== Problem to work on ==
Only the lines from the one holding "Decode this image" to the end of the data should be echoed, exactly as they appear, minus the pictures.

-- start of The input --

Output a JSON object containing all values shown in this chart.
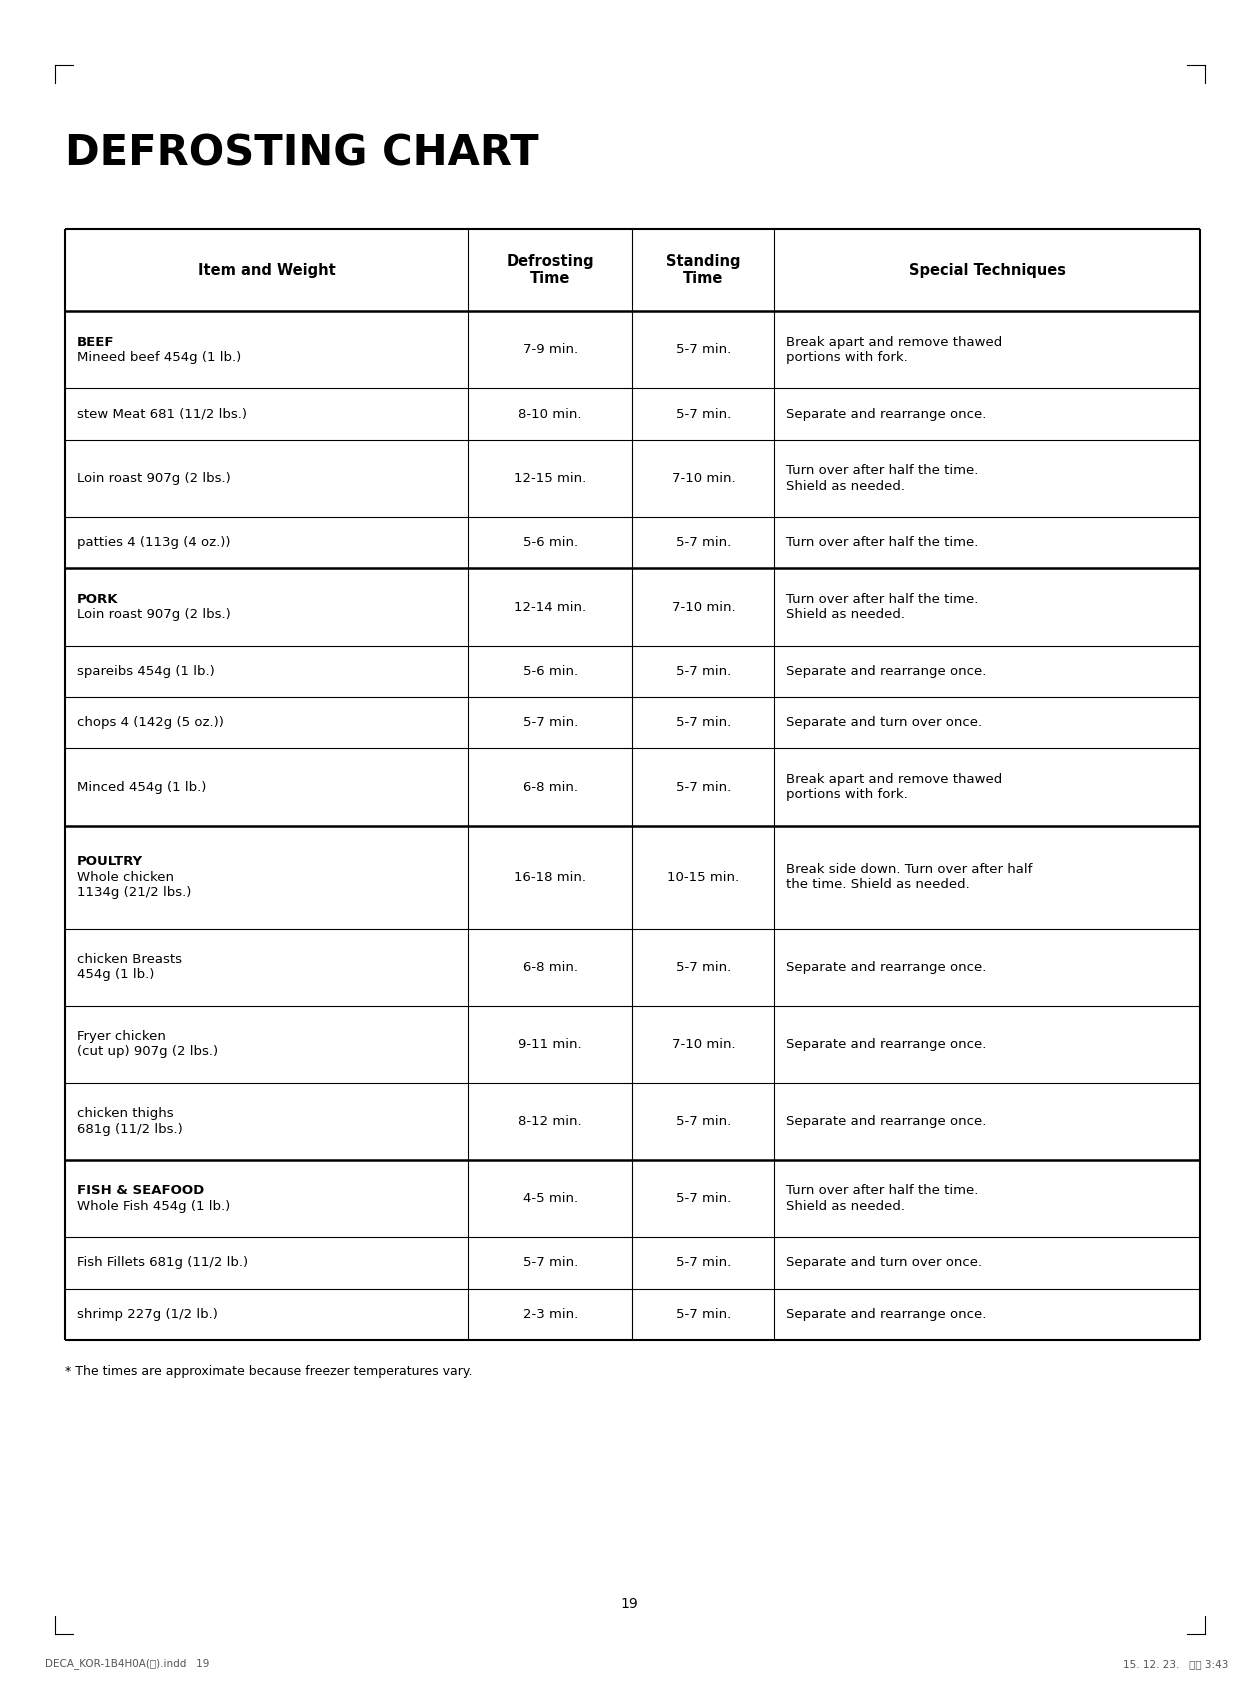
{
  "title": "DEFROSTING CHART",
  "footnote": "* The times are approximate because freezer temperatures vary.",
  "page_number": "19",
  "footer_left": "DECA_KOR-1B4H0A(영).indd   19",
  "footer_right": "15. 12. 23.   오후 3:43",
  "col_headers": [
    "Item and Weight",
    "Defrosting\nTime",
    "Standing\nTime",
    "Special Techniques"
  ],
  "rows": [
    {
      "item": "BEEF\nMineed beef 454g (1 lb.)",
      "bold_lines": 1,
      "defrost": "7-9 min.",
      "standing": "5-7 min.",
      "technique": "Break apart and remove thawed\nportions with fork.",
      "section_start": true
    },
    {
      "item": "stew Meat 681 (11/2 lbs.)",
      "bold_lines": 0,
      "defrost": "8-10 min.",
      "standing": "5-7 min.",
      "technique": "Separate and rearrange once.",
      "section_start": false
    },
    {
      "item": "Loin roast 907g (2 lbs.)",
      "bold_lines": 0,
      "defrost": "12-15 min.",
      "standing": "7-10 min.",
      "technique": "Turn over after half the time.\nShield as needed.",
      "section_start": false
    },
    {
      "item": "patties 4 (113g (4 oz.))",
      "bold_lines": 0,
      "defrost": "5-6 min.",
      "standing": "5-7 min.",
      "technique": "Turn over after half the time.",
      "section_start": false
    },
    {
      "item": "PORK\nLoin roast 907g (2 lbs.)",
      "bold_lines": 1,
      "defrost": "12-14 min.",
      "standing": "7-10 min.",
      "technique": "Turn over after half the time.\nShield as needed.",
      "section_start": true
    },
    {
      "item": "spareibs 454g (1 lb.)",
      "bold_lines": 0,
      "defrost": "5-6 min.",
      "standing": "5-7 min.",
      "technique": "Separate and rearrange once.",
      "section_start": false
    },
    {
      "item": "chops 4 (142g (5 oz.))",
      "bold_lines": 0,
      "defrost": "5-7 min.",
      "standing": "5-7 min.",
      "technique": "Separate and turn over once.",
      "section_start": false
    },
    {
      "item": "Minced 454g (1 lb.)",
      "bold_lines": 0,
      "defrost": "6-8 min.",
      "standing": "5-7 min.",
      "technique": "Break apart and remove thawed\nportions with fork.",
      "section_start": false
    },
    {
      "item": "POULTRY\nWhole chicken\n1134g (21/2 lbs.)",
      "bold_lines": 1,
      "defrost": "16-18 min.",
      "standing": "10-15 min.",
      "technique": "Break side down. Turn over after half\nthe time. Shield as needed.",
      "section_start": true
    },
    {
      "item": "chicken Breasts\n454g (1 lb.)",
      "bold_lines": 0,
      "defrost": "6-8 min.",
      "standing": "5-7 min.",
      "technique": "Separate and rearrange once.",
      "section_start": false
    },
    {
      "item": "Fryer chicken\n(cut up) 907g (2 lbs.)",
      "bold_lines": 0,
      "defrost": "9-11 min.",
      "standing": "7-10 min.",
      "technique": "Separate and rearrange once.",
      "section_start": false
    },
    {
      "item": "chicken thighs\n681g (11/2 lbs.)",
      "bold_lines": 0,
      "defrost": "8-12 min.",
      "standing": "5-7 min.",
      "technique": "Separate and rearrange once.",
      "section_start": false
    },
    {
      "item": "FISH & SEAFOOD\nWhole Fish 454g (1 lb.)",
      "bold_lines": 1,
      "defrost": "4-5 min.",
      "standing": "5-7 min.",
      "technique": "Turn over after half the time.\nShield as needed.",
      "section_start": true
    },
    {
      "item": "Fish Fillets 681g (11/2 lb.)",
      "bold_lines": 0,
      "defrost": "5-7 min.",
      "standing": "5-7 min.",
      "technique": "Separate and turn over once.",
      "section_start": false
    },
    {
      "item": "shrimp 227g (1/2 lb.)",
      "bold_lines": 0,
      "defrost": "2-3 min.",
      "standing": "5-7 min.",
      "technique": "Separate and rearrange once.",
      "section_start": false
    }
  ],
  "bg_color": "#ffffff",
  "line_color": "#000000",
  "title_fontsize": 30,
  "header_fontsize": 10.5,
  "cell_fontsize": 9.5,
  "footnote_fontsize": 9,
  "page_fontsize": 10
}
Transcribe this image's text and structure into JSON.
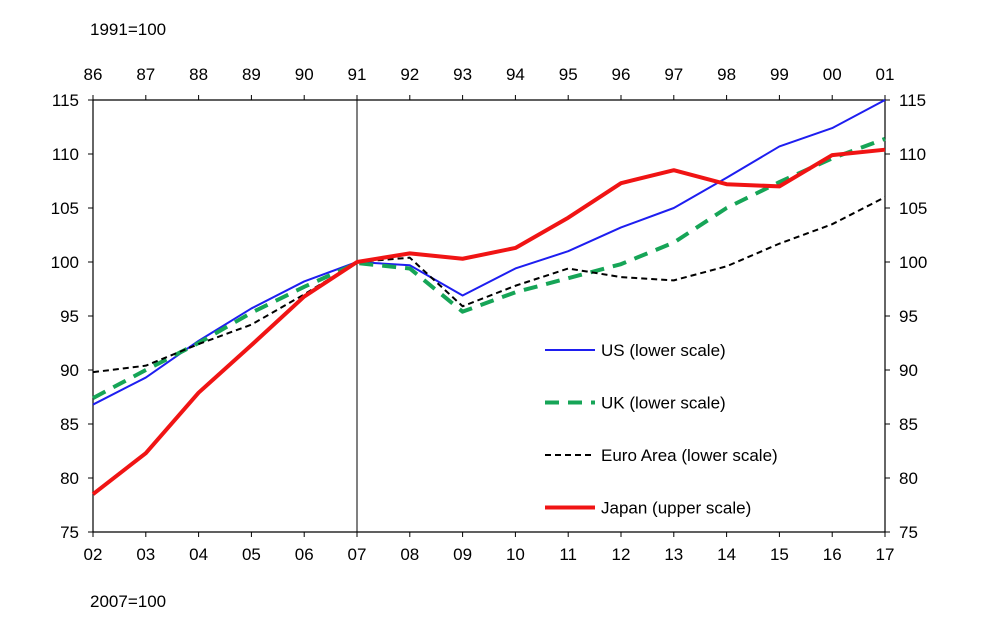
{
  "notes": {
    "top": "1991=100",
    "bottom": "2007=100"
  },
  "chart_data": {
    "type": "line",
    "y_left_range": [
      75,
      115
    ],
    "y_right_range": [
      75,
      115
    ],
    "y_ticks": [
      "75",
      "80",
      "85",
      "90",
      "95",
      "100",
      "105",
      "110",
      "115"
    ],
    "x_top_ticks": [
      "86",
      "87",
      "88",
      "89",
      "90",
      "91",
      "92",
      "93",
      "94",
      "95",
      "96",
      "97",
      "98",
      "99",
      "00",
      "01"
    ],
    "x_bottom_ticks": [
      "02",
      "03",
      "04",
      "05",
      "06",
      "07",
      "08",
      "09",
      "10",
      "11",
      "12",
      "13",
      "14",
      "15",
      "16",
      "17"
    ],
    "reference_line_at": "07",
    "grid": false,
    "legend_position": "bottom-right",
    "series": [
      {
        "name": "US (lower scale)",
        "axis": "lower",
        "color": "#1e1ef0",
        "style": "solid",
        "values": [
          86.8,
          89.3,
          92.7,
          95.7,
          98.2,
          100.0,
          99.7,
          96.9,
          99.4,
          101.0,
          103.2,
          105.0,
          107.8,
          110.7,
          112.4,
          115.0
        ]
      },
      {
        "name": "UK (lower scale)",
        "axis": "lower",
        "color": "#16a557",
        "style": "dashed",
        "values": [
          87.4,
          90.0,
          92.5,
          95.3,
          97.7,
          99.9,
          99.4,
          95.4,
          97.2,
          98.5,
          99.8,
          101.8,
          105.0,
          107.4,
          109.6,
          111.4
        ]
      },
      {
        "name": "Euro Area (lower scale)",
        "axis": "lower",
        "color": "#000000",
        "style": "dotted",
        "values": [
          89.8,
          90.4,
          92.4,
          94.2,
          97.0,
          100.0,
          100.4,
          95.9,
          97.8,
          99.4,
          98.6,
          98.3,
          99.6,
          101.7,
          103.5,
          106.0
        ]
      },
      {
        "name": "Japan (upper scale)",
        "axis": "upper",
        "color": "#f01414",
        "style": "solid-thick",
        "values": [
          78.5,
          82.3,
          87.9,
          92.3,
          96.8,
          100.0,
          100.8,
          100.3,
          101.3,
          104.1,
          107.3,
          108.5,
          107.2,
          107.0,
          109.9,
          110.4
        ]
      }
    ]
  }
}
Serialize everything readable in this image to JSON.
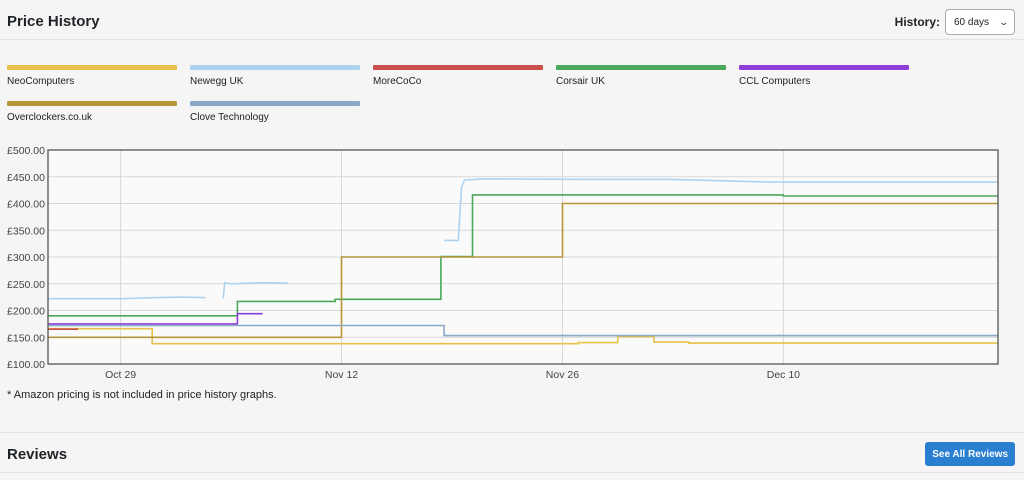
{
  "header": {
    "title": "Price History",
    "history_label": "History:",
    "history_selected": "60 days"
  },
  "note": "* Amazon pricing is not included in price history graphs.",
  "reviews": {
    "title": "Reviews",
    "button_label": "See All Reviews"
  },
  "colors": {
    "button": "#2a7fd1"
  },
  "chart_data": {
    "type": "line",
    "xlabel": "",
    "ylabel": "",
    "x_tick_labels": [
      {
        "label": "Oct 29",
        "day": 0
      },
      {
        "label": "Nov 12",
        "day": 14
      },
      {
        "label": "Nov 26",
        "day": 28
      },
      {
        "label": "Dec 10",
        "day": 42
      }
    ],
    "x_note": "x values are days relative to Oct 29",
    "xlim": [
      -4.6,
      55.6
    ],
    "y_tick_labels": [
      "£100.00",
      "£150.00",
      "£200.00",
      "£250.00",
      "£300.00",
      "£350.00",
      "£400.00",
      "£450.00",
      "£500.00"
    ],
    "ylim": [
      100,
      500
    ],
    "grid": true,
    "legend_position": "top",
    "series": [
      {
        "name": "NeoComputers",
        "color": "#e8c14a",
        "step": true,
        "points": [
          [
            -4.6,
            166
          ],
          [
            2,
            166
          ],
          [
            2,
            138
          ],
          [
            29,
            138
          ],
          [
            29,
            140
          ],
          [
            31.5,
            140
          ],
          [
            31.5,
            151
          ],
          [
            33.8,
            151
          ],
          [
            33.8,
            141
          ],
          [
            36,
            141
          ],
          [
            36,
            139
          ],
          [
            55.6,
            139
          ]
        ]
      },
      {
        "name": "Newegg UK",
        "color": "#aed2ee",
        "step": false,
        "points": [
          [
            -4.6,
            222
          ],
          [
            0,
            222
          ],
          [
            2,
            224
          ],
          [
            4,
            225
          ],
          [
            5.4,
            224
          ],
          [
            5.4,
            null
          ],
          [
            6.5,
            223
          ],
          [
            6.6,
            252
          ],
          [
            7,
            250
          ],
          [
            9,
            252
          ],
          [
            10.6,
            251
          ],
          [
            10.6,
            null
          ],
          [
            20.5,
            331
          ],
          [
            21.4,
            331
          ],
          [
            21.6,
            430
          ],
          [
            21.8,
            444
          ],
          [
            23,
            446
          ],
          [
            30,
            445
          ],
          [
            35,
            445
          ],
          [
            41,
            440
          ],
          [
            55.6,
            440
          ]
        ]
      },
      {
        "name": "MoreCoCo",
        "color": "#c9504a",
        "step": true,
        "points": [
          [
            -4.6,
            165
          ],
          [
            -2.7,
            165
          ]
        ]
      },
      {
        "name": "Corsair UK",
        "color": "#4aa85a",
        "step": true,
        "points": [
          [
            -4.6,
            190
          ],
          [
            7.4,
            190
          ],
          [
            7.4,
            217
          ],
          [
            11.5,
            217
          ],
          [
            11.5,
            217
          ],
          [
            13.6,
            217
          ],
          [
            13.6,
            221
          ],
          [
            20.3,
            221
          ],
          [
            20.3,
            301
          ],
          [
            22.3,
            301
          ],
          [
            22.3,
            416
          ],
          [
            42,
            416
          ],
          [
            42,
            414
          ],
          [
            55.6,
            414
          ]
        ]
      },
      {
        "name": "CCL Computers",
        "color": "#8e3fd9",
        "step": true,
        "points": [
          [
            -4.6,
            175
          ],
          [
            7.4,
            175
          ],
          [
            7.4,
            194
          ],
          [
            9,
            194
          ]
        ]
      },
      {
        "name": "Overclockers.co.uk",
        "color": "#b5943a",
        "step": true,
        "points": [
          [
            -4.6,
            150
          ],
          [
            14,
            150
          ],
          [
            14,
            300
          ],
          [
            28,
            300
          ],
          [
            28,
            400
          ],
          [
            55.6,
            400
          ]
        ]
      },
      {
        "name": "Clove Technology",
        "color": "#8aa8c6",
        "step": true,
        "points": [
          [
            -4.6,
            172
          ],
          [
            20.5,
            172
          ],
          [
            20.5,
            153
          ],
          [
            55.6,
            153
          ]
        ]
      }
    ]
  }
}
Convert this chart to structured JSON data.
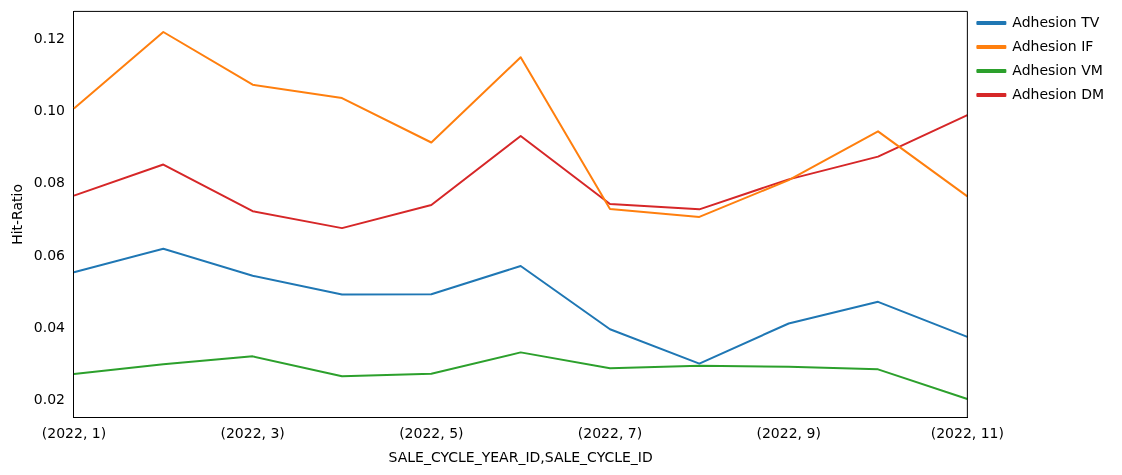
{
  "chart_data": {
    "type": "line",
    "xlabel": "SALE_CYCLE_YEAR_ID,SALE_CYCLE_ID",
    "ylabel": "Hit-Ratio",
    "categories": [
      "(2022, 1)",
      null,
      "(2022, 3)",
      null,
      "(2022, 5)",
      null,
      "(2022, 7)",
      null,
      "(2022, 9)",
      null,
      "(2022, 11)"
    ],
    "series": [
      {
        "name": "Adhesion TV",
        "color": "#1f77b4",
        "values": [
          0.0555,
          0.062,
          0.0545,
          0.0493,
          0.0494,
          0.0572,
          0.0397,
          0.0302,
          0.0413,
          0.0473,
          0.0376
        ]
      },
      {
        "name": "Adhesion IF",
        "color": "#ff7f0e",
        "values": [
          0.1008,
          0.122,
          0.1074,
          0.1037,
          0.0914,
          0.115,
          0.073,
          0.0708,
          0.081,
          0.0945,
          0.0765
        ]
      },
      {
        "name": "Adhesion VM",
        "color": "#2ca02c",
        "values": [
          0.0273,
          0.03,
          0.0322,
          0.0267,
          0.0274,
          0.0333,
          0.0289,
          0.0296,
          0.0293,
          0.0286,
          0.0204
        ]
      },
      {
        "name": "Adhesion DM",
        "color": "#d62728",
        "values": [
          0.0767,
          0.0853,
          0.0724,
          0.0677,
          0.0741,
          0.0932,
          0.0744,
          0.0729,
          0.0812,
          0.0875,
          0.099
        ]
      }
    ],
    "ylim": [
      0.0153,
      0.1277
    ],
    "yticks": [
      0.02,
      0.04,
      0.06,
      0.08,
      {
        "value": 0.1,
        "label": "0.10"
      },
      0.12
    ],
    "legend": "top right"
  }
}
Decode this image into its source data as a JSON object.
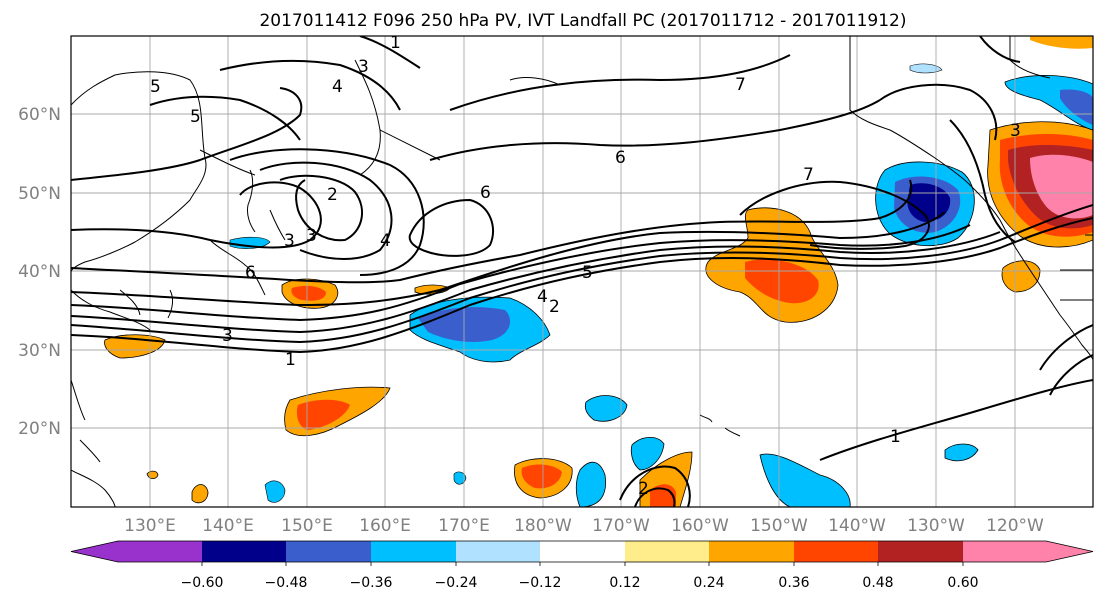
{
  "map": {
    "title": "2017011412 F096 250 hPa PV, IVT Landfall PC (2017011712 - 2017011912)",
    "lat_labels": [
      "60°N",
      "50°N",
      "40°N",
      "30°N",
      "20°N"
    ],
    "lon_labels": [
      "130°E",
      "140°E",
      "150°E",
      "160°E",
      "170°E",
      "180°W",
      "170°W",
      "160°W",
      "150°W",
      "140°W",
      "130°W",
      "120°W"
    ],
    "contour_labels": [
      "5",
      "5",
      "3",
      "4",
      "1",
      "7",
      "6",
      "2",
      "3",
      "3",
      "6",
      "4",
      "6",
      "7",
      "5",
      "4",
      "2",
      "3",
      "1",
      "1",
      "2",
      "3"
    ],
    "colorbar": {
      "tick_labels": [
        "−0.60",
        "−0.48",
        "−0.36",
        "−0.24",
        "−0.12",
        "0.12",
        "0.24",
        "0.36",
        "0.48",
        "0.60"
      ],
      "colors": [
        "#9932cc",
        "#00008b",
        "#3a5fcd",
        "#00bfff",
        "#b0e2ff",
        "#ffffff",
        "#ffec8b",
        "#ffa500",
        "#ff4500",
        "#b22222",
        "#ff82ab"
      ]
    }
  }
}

-- end of The input --

== Problem solution ==
Decode this image into its source data as a JSON object.
{
  "map": {
    "title": "2017011412 F096 250 hPa PV, IVT Landfall PC (2017011712 - 2017011912)",
    "lat_labels": [
      "60°N",
      "50°N",
      "40°N",
      "30°N",
      "20°N"
    ],
    "lon_labels": [
      "130°E",
      "140°E",
      "150°E",
      "160°E",
      "170°E",
      "180°W",
      "170°W",
      "160°W",
      "150°W",
      "140°W",
      "130°W",
      "120°W"
    ],
    "contour_labels": [
      "5",
      "5",
      "3",
      "4",
      "1",
      "7",
      "6",
      "2",
      "3",
      "3",
      "6",
      "4",
      "6",
      "7",
      "5",
      "4",
      "2",
      "3",
      "1",
      "1",
      "2",
      "3"
    ],
    "colorbar": {
      "tick_labels": [
        "−0.60",
        "−0.48",
        "−0.36",
        "−0.24",
        "−0.12",
        "0.12",
        "0.24",
        "0.36",
        "0.48",
        "0.60"
      ],
      "colors": [
        "#9932cc",
        "#00008b",
        "#3a5fcd",
        "#00bfff",
        "#b0e2ff",
        "#ffffff",
        "#ffec8b",
        "#ffa500",
        "#ff4500",
        "#b22222",
        "#ff82ab"
      ]
    }
  }
}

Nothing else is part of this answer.